• 所收集的数据:

::::::::

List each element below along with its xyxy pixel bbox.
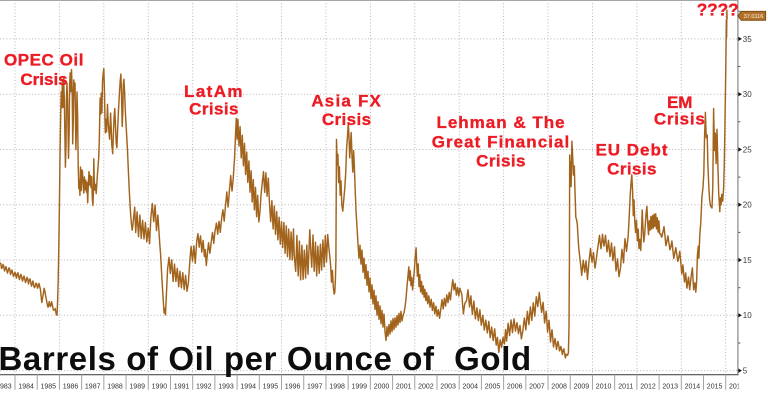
svg-text:2001: 2001	[396, 383, 412, 390]
svg-text:1991: 1991	[174, 383, 190, 390]
svg-text:Lehman & The: Lehman & The	[436, 113, 565, 132]
svg-text:2004: 2004	[463, 383, 479, 390]
svg-text:Asia FX: Asia FX	[311, 91, 382, 110]
svg-text:5: 5	[743, 367, 748, 376]
svg-text:LatAm: LatAm	[184, 82, 244, 101]
svg-text:25: 25	[743, 145, 752, 154]
svg-text:1987: 1987	[85, 383, 101, 390]
svg-text:1992: 1992	[196, 383, 212, 390]
svg-text:2007: 2007	[529, 383, 545, 390]
svg-text:Crisis: Crisis	[189, 100, 239, 119]
svg-text:37.0116: 37.0116	[744, 14, 764, 20]
svg-text:1986: 1986	[63, 383, 79, 390]
svg-text:2011: 2011	[618, 383, 633, 390]
svg-text:1995: 1995	[263, 383, 279, 390]
svg-text:1996: 1996	[285, 383, 301, 390]
svg-text:1989: 1989	[129, 383, 145, 390]
svg-text:2014: 2014	[685, 383, 701, 390]
svg-text:2008: 2008	[551, 383, 567, 390]
svg-text:1985: 1985	[41, 383, 57, 390]
svg-text:35: 35	[743, 35, 752, 44]
svg-text:1990: 1990	[152, 383, 168, 390]
svg-text:2012: 2012	[640, 383, 656, 390]
svg-text:Crisis: Crisis	[322, 110, 372, 129]
svg-text:Crisis: Crisis	[476, 152, 526, 171]
svg-text:????: ????	[697, 0, 739, 19]
svg-text:2013: 2013	[662, 383, 678, 390]
svg-text:OPEC Oil: OPEC Oil	[4, 50, 84, 69]
svg-text:Barrels of Oil per Ounce of G: Barrels of Oil per Ounce of Gold	[0, 340, 532, 377]
svg-text:30: 30	[743, 90, 752, 99]
svg-text:2016: 2016	[729, 383, 745, 390]
svg-text:2015: 2015	[707, 383, 723, 390]
svg-text:1999: 1999	[352, 383, 368, 390]
svg-text:2010: 2010	[596, 383, 612, 390]
svg-text:1984: 1984	[18, 383, 34, 390]
svg-text:10: 10	[743, 311, 752, 320]
svg-text:Crisis: Crisis	[654, 109, 706, 128]
svg-text:2002: 2002	[418, 383, 434, 390]
svg-text:Crisis: Crisis	[607, 159, 657, 178]
svg-text:2006: 2006	[507, 383, 523, 390]
svg-text:1993: 1993	[218, 383, 234, 390]
svg-text:1997: 1997	[307, 383, 323, 390]
svg-text:2003: 2003	[440, 383, 456, 390]
svg-text:EM: EM	[667, 93, 693, 112]
svg-text:1998: 1998	[329, 383, 345, 390]
svg-text:EU Debt: EU Debt	[595, 141, 668, 160]
svg-text:1983: 1983	[0, 383, 12, 390]
svg-text:20: 20	[743, 201, 752, 210]
svg-text:Crisis: Crisis	[20, 70, 67, 89]
svg-text:2005: 2005	[485, 383, 501, 390]
svg-text:1994: 1994	[240, 383, 256, 390]
svg-text:2000: 2000	[374, 383, 390, 390]
svg-text:1988: 1988	[107, 383, 123, 390]
svg-text:15: 15	[743, 256, 752, 265]
svg-text:2009: 2009	[574, 383, 590, 390]
svg-text:Great Financial: Great Financial	[432, 133, 571, 152]
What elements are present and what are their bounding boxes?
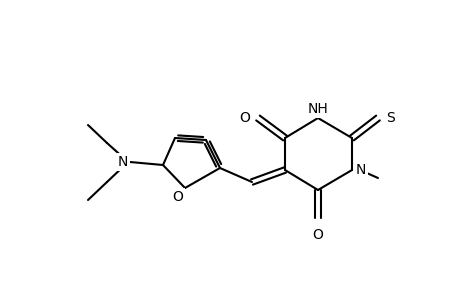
Text: N: N (118, 155, 128, 169)
Text: S: S (385, 111, 394, 125)
Text: O: O (239, 111, 249, 125)
Text: NH: NH (307, 102, 328, 116)
Text: N: N (355, 163, 365, 177)
Text: O: O (312, 228, 323, 242)
Text: O: O (172, 190, 183, 204)
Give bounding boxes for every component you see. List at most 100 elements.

::::::::

• 任务目标: 把上方数据中从含有“383, 412, 390]”的一行到含有“14, 764, 20]”的一行（首尾两行都算在内）写成 JSON 字符串列表，每行对应一个字符串，空行略去。

• 任务答案:
[
  "svg-text:2001: 2001\t[396, 383, 412, 390]",
  "svg-text:1991: 1991\t[174, 383, 190, 390]",
  "svg-text:Lehman & The: Lehman & The\t[436, 113, 565, 132]",
  "svg-text:2004: 2004\t[463, 383, 479, 390]",
  "svg-text:Asia FX: Asia FX\t[311, 91, 382, 110]",
  "svg-text:5: 5\t[743, 367, 748, 376]",
  "svg-text:LatAm: LatAm\t[184, 82, 244, 101]",
  "svg-text:25: 25\t[743, 145, 752, 154]",
  "svg-text:1987: 1987\t[85, 383, 101, 390]",
  "svg-text:1992: 1992\t[196, 383, 212, 390]",
  "svg-text:2007: 2007\t[529, 383, 545, 390]",
  "svg-text:Crisis: Crisis\t[189, 100, 239, 119]",
  "svg-text:37.0116: 37.0116\t[744, 14, 764, 20]"
]